### Task requirements
Search the listing for the word "Groenouw" and copy every line where it turns up.

### Supplied entries
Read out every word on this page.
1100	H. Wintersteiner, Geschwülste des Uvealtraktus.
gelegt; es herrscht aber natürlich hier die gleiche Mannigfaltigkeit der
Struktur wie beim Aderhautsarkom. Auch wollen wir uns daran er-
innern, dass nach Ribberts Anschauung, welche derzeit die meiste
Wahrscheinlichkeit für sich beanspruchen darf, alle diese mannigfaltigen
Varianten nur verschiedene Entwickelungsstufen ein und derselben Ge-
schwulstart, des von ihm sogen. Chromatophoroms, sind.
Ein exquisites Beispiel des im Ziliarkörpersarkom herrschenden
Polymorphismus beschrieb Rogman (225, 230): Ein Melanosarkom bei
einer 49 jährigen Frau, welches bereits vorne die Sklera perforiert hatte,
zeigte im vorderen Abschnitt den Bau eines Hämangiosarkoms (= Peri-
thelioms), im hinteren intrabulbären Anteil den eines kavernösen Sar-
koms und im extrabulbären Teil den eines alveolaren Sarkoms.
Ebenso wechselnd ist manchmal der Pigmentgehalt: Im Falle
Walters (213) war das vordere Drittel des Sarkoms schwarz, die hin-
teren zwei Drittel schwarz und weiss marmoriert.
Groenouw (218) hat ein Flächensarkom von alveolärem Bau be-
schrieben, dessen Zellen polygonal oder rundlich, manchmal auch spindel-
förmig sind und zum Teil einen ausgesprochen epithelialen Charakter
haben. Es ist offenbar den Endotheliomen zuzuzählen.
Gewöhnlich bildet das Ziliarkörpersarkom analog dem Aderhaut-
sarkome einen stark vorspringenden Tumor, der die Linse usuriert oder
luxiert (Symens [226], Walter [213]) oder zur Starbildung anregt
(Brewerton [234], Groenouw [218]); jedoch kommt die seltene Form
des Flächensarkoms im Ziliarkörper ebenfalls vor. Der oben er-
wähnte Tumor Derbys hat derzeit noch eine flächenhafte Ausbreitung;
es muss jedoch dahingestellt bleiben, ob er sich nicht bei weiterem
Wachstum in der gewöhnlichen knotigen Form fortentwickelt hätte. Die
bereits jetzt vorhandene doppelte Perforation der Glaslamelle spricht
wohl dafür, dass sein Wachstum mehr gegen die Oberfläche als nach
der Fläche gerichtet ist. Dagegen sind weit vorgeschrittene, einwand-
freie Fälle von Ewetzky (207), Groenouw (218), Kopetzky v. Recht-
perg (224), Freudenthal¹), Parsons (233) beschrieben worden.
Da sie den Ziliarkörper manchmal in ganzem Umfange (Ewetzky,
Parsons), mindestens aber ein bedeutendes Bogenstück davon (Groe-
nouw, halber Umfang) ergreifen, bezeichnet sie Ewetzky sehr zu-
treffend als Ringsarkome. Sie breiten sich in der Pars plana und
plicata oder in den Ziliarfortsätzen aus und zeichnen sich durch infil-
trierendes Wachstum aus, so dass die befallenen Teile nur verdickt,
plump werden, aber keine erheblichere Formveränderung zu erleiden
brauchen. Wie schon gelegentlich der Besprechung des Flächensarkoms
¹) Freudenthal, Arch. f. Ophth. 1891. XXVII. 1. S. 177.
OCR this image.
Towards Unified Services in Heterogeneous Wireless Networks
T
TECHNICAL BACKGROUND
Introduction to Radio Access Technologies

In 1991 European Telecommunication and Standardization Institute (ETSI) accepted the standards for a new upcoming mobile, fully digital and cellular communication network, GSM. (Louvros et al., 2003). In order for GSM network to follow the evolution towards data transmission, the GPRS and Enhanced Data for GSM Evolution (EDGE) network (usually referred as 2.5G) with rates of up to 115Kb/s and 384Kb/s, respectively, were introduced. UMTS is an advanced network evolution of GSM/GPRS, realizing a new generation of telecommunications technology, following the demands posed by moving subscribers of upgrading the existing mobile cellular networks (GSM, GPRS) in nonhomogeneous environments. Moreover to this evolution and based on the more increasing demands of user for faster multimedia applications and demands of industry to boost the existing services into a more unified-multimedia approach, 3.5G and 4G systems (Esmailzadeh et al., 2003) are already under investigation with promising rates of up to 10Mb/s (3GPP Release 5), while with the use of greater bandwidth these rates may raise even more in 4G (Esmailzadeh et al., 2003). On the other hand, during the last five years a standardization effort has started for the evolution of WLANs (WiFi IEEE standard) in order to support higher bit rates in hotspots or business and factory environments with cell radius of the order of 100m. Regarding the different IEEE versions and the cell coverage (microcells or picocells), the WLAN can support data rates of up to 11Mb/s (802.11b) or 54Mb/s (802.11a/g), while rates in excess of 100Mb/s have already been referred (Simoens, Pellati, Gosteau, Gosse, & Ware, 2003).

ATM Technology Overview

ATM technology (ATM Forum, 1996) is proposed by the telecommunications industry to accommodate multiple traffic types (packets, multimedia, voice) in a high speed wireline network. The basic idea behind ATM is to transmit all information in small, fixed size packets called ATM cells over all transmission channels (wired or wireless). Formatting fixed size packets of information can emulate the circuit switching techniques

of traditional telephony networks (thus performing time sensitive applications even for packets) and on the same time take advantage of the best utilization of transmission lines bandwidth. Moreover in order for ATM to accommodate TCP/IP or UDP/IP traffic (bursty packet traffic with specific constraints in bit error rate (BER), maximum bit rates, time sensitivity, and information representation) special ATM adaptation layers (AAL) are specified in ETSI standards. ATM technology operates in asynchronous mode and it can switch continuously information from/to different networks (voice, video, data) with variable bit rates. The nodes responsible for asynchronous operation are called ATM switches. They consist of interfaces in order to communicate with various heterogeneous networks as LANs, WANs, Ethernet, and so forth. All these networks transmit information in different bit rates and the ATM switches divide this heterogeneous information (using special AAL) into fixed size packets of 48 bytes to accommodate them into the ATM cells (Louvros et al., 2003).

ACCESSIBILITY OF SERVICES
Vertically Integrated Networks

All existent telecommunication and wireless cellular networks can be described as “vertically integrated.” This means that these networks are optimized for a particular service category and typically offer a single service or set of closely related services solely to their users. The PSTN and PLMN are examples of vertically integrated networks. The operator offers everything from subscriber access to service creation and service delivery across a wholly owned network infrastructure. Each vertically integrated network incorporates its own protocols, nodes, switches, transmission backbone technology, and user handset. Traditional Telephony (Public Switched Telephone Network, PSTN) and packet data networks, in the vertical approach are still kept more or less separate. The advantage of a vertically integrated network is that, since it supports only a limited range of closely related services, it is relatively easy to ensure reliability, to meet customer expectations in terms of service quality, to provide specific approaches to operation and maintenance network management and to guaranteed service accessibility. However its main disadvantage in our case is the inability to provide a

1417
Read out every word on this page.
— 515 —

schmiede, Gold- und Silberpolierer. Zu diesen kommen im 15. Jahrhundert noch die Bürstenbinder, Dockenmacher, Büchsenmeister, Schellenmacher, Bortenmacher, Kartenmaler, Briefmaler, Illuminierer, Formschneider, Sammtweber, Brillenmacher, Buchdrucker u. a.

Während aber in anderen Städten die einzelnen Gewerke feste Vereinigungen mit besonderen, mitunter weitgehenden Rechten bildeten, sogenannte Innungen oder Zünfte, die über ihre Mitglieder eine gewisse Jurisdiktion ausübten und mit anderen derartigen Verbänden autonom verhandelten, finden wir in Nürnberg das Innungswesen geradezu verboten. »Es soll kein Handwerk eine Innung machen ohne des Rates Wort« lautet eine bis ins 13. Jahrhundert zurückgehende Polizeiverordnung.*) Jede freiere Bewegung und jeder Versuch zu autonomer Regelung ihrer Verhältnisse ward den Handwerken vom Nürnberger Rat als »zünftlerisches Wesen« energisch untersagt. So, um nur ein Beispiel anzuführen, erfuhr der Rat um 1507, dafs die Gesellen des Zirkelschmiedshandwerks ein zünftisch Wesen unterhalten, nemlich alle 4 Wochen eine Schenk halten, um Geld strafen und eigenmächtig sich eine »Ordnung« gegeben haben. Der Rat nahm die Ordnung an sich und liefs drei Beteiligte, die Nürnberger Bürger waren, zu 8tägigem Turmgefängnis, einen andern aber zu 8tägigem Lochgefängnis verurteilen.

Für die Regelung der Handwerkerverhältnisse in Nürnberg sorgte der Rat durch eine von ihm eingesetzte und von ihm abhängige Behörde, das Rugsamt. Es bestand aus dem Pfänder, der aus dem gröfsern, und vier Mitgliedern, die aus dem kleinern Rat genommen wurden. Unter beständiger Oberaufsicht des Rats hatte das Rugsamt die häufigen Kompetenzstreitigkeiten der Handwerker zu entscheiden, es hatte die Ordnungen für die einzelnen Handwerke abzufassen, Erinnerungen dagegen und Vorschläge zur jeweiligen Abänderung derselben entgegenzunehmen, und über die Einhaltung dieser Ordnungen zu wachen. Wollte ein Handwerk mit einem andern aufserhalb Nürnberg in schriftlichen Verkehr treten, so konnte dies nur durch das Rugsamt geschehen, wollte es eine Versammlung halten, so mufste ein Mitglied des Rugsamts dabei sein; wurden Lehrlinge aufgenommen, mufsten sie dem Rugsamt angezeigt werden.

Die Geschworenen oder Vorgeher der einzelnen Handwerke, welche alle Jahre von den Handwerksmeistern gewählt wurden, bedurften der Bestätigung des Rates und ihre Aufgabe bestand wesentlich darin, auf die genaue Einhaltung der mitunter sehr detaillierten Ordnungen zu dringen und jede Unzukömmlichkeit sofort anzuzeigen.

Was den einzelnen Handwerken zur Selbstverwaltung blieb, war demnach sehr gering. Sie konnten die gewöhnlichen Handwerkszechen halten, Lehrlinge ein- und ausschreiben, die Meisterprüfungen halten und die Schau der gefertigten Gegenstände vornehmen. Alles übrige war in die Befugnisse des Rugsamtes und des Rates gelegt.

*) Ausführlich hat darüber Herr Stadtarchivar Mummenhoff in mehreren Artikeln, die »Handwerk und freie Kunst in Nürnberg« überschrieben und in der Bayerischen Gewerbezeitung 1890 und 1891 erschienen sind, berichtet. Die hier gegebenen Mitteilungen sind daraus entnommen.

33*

### Your solution
Groenouw (218) hat ein Flächensarkom von alveolärem Bau be-
(Brewerton [234], Groenouw [218]); jedoch kommt die seltene Form
freie Fälle von Ewetzky (207), Groenouw (218), Kopetzky v. Recht-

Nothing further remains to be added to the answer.